[Records to process]

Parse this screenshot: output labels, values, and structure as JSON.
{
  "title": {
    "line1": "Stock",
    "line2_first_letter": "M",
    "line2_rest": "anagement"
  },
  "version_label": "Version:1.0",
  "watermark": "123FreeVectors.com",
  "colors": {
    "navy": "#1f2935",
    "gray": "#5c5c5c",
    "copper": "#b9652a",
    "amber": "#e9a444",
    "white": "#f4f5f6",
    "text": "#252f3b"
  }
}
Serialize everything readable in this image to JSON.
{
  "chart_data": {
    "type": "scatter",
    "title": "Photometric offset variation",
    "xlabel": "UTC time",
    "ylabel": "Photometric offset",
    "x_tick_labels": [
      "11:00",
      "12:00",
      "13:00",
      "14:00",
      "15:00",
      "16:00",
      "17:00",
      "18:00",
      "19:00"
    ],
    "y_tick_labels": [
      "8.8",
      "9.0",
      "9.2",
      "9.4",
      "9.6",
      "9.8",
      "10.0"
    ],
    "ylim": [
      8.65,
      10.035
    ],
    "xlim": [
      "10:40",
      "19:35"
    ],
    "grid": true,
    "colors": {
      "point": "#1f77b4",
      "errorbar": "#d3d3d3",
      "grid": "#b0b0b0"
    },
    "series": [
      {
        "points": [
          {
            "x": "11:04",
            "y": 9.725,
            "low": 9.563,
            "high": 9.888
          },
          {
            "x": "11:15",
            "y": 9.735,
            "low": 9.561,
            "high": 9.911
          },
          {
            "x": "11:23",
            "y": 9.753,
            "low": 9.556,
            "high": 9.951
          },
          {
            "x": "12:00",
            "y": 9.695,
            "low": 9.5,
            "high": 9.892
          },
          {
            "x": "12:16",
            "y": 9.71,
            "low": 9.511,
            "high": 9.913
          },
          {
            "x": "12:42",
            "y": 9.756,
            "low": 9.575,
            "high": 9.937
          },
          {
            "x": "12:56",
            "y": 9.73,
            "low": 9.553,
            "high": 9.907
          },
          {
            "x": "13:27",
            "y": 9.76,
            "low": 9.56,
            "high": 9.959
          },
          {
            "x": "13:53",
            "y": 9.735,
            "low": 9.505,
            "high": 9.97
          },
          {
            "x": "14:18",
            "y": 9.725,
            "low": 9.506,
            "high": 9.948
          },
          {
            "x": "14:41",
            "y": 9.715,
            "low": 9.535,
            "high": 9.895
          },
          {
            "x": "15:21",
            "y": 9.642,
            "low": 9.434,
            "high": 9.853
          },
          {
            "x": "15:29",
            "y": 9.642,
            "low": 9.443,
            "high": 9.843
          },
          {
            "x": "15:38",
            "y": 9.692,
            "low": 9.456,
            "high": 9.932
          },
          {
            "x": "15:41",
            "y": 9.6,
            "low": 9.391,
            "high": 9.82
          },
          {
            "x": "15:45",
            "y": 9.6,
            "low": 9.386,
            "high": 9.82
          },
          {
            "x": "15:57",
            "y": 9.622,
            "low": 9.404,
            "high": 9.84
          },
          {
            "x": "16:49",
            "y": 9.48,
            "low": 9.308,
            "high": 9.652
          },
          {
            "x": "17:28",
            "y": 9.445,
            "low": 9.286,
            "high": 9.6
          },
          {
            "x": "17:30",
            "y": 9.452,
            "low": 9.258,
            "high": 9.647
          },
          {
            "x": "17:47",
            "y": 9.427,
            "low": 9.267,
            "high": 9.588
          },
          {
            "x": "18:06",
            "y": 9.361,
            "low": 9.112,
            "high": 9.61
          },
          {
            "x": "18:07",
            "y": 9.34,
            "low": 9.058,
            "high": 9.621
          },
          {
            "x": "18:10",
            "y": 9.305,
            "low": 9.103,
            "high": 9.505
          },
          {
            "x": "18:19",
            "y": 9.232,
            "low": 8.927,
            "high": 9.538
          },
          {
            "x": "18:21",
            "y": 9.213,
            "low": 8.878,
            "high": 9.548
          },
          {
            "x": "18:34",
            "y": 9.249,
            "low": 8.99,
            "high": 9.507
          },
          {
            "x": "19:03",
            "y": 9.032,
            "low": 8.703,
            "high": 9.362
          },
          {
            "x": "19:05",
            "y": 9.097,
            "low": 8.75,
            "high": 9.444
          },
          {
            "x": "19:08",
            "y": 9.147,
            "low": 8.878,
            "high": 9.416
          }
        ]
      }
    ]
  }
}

[Your objective]
How many lines in the records above contain the word "JSON"? Reply with the number and nothing more.

[Task output]
2